WRITTEN REQUEST: Give back the entire listing verbatim.

======== RECORDED INFORMATION ========

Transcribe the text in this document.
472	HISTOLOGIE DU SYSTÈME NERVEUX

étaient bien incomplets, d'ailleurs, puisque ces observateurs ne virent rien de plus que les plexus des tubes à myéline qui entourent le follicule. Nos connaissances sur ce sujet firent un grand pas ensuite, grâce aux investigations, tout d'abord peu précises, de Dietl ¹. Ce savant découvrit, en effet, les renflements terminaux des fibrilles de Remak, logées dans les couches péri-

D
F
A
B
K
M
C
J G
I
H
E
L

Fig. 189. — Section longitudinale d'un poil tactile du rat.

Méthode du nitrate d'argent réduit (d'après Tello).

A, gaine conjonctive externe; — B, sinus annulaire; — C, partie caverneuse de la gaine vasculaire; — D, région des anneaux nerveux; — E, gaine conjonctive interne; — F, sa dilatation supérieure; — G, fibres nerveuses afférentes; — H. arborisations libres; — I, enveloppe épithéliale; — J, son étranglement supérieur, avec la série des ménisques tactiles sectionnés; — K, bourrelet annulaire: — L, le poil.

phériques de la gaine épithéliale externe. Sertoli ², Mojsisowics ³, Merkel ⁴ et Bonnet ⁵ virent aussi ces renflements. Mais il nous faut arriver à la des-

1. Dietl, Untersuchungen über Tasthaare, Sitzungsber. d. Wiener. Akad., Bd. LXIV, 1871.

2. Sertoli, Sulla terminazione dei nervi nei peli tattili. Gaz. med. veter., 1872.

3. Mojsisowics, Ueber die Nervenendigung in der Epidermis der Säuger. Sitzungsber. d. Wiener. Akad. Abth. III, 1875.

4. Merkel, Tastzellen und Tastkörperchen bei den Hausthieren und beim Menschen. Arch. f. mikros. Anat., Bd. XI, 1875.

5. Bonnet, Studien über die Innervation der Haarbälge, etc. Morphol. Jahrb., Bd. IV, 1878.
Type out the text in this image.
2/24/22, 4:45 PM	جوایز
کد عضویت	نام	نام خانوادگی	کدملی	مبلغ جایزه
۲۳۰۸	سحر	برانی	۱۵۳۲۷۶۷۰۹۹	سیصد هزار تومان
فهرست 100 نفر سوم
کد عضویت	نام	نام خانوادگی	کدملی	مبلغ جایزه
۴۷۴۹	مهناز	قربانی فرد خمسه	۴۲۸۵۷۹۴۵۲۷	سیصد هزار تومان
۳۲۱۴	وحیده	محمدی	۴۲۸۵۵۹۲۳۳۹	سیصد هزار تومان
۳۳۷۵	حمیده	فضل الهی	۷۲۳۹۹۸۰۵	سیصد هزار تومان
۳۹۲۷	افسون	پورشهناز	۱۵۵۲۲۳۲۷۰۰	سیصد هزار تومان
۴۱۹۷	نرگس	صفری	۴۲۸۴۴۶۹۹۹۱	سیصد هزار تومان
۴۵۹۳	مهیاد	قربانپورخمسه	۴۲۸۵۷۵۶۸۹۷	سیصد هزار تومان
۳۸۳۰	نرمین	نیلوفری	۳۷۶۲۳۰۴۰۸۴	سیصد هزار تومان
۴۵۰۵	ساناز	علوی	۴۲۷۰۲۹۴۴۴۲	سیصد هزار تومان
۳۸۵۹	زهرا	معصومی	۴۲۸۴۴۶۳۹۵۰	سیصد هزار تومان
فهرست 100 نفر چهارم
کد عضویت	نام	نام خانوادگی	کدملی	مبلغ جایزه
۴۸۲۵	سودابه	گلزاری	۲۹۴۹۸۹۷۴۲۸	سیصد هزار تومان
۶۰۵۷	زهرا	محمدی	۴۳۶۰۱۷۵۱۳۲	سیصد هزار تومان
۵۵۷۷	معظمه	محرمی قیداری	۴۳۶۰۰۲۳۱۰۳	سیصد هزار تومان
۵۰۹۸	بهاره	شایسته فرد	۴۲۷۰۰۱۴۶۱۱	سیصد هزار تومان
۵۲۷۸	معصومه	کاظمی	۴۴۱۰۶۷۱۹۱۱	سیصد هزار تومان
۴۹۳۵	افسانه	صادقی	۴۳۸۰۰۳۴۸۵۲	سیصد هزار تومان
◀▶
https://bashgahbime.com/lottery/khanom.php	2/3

========

PROBLEM SOLUTION:
Transcribe the text in this document.
472	HISTOLOGIE DU SYSTÈME NERVEUX

étaient bien incomplets, d'ailleurs, puisque ces observateurs ne virent rien de plus que les plexus des tubes à myéline qui entourent le follicule. Nos connaissances sur ce sujet firent un grand pas ensuite, grâce aux investigations, tout d'abord peu précises, de Dietl ¹. Ce savant découvrit, en effet, les renflements terminaux des fibrilles de Remak, logées dans les couches péri-

D
F
A
B
K
M
C
J G
I
H
E
L

Fig. 189. — Section longitudinale d'un poil tactile du rat.

Méthode du nitrate d'argent réduit (d'après Tello).

A, gaine conjonctive externe; — B, sinus annulaire; — C, partie caverneuse de la gaine vasculaire; — D, région des anneaux nerveux; — E, gaine conjonctive interne; — F, sa dilatation supérieure; — G, fibres nerveuses afférentes; — H. arborisations libres; — I, enveloppe épithéliale; — J, son étranglement supérieur, avec la série des ménisques tactiles sectionnés; — K, bourrelet annulaire: — L, le poil.

phériques de la gaine épithéliale externe. Sertoli ², Mojsisowics ³, Merkel ⁴ et Bonnet ⁵ virent aussi ces renflements. Mais il nous faut arriver à la des-

1. Dietl, Untersuchungen über Tasthaare, Sitzungsber. d. Wiener. Akad., Bd. LXIV, 1871.

2. Sertoli, Sulla terminazione dei nervi nei peli tattili. Gaz. med. veter., 1872.

3. Mojsisowics, Ueber die Nervenendigung in der Epidermis der Säuger. Sitzungsber. d. Wiener. Akad. Abth. III, 1875.

4. Merkel, Tastzellen und Tastkörperchen bei den Hausthieren und beim Menschen. Arch. f. mikros. Anat., Bd. XI, 1875.

5. Bonnet, Studien über die Innervation der Haarbälge, etc. Morphol. Jahrb., Bd. IV, 1878.
Type out the text in this image.
2/24/22, 4:45 PM	جوایز
کد عضویت	نام	نام خانوادگی	کدملی	مبلغ جایزه
۲۳۰۸	سحر	برانی	۱۵۳۲۷۶۷۰۹۹	سیصد هزار تومان
فهرست 100 نفر سوم
کد عضویت	نام	نام خانوادگی	کدملی	مبلغ جایزه
۴۷۴۹	مهناز	قربانی فرد خمسه	۴۲۸۵۷۹۴۵۲۷	سیصد هزار تومان
۳۲۱۴	وحیده	محمدی	۴۲۸۵۵۹۲۳۳۹	سیصد هزار تومان
۳۳۷۵	حمیده	فضل الهی	۷۲۳۹۹۸۰۵	سیصد هزار تومان
۳۹۲۷	افسون	پورشهناز	۱۵۵۲۲۳۲۷۰۰	سیصد هزار تومان
۴۱۹۷	نرگس	صفری	۴۲۸۴۴۶۹۹۹۱	سیصد هزار تومان
۴۵۹۳	مهیاد	قربانپورخمسه	۴۲۸۵۷۵۶۸۹۷	سیصد هزار تومان
۳۸۳۰	نرمین	نیلوفری	۳۷۶۲۳۰۴۰۸۴	سیصد هزار تومان
۴۵۰۵	ساناز	علوی	۴۲۷۰۲۹۴۴۴۲	سیصد هزار تومان
۳۸۵۹	زهرا	معصومی	۴۲۸۴۴۶۳۹۵۰	سیصد هزار تومان
فهرست 100 نفر چهارم
کد عضویت	نام	نام خانوادگی	کدملی	مبلغ جایزه
۴۸۲۵	سودابه	گلزاری	۲۹۴۹۸۹۷۴۲۸	سیصد هزار تومان
۶۰۵۷	زهرا	محمدی	۴۳۶۰۱۷۵۱۳۲	سیصد هزار تومان
۵۵۷۷	معظمه	محرمی قیداری	۴۳۶۰۰۲۳۱۰۳	سیصد هزار تومان
۵۰۹۸	بهاره	شایسته فرد	۴۲۷۰۰۱۴۶۱۱	سیصد هزار تومان
۵۲۷۸	معصومه	کاظمی	۴۴۱۰۶۷۱۹۱۱	سیصد هزار تومان
۴۹۳۵	افسانه	صادقی	۴۳۸۰۰۳۴۸۵۲	سیصد هزار تومان
◀▶
https://bashgahbime.com/lottery/khanom.php	2/3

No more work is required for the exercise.